>> Start Input
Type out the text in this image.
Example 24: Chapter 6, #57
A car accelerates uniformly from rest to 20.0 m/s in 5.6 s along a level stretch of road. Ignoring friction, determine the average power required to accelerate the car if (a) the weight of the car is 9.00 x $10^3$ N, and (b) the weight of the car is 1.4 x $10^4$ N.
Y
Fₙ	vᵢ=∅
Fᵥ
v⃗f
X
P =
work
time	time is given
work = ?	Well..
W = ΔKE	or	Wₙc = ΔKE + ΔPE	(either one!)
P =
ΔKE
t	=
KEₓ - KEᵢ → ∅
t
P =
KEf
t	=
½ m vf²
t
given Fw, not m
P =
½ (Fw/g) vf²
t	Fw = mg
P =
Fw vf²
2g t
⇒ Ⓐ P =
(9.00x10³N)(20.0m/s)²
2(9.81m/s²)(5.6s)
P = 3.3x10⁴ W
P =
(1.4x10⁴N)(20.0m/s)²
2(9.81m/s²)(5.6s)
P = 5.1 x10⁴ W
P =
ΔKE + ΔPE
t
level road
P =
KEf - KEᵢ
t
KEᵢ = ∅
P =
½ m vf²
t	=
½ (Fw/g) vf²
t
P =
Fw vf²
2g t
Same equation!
>> End Input
### Goal
Say how many lines in the listing above include "road". Give nothing but the number.

### Completed exercise
2